### TASK BRIEF
Below are the records; collect from them each line containing the string "Ölkələr".

* * * * * * *

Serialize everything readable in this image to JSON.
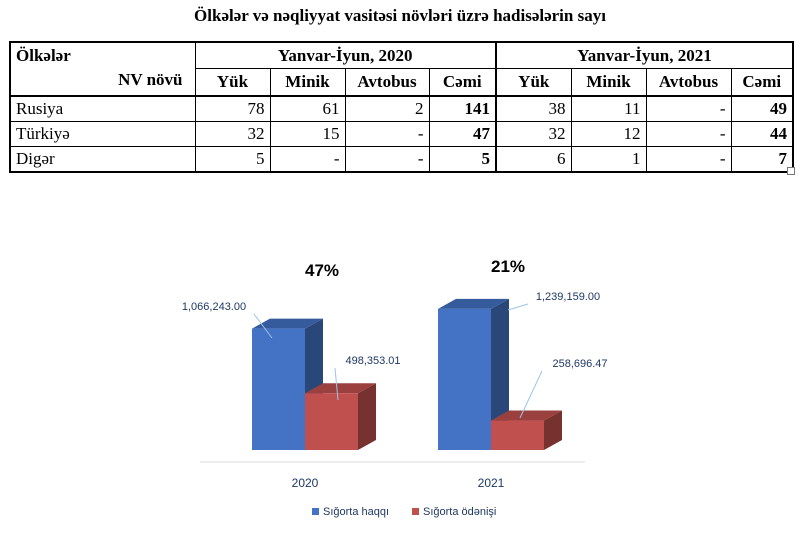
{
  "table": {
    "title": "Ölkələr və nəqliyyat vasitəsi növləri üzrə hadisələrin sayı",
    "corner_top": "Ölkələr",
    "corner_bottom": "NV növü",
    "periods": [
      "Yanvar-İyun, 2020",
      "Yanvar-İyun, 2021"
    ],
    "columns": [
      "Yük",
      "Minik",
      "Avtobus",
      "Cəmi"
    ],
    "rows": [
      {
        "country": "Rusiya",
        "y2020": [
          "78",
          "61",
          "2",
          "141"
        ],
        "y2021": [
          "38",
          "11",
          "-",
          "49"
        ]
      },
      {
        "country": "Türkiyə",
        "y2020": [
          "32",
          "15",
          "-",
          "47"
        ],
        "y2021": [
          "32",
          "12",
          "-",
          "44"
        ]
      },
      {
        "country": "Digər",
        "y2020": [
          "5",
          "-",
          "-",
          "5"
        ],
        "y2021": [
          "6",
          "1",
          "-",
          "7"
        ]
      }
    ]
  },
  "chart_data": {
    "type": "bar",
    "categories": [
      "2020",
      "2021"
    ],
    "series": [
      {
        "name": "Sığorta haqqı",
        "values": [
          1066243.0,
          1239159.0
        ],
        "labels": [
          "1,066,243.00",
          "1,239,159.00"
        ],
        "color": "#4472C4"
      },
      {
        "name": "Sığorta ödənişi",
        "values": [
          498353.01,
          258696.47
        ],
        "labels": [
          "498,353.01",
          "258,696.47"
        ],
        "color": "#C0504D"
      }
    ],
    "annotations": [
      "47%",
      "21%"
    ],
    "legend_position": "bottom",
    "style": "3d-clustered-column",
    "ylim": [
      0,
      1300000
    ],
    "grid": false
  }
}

* * * * * * *

### RESULT
    "title": "Ölkələr və nəqliyyat vasitəsi növləri üzrə hadisələrin sayı",
    "corner_top": "Ölkələr",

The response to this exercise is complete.